• [Given problem] Copy out all of the material exactly as presented.

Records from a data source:

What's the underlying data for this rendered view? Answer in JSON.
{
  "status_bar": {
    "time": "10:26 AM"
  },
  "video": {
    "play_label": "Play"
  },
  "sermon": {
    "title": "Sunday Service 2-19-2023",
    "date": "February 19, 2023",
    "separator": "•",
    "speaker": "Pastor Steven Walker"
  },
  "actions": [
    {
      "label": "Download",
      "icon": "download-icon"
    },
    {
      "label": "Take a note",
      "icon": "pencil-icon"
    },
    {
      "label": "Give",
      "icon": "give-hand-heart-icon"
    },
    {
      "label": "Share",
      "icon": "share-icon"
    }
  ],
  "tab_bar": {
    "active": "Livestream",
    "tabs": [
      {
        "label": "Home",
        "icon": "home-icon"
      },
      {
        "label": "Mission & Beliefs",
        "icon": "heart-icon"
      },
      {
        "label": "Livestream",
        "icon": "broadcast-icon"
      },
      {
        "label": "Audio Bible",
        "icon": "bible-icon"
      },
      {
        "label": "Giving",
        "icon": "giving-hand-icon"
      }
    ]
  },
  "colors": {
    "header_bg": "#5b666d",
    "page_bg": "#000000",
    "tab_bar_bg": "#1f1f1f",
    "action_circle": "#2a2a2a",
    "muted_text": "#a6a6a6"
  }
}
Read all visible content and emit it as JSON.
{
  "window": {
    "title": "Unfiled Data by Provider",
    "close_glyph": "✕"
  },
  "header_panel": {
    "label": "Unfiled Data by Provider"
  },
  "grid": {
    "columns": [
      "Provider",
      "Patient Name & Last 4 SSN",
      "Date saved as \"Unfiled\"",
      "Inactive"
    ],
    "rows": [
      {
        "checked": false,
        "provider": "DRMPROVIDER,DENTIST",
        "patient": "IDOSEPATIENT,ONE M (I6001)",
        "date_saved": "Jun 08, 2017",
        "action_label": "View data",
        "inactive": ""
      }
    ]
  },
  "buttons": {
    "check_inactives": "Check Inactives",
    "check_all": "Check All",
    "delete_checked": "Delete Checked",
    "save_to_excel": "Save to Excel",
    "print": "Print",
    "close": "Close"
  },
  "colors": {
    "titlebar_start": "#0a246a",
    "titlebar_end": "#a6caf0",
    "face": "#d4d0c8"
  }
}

• [Complete answer]
What's the underlying data for this rendered view? Answer in JSON.
{
  "status_bar": {
    "time": "10:26 AM"
  },
  "video": {
    "play_label": "Play"
  },
  "sermon": {
    "title": "Sunday Service 2-19-2023",
    "date": "February 19, 2023",
    "separator": "•",
    "speaker": "Pastor Steven Walker"
  },
  "actions": [
    {
      "label": "Download",
      "icon": "download-icon"
    },
    {
      "label": "Take a note",
      "icon": "pencil-icon"
    },
    {
      "label": "Give",
      "icon": "give-hand-heart-icon"
    },
    {
      "label": "Share",
      "icon": "share-icon"
    }
  ],
  "tab_bar": {
    "active": "Livestream",
    "tabs": [
      {
        "label": "Home",
        "icon": "home-icon"
      },
      {
        "label": "Mission & Beliefs",
        "icon": "heart-icon"
      },
      {
        "label": "Livestream",
        "icon": "broadcast-icon"
      },
      {
        "label": "Audio Bible",
        "icon": "bible-icon"
      },
      {
        "label": "Giving",
        "icon": "giving-hand-icon"
      }
    ]
  },
  "colors": {
    "header_bg": "#5b666d",
    "page_bg": "#000000",
    "tab_bar_bg": "#1f1f1f",
    "action_circle": "#2a2a2a",
    "muted_text": "#a6a6a6"
  }
}
Read all visible content and emit it as JSON.
{
  "window": {
    "title": "Unfiled Data by Provider",
    "close_glyph": "✕"
  },
  "header_panel": {
    "label": "Unfiled Data by Provider"
  },
  "grid": {
    "columns": [
      "Provider",
      "Patient Name & Last 4 SSN",
      "Date saved as \"Unfiled\"",
      "Inactive"
    ],
    "rows": [
      {
        "checked": false,
        "provider": "DRMPROVIDER,DENTIST",
        "patient": "IDOSEPATIENT,ONE M (I6001)",
        "date_saved": "Jun 08, 2017",
        "action_label": "View data",
        "inactive": ""
      }
    ]
  },
  "buttons": {
    "check_inactives": "Check Inactives",
    "check_all": "Check All",
    "delete_checked": "Delete Checked",
    "save_to_excel": "Save to Excel",
    "print": "Print",
    "close": "Close"
  },
  "colors": {
    "titlebar_start": "#0a246a",
    "titlebar_end": "#a6caf0",
    "face": "#d4d0c8"
  }
}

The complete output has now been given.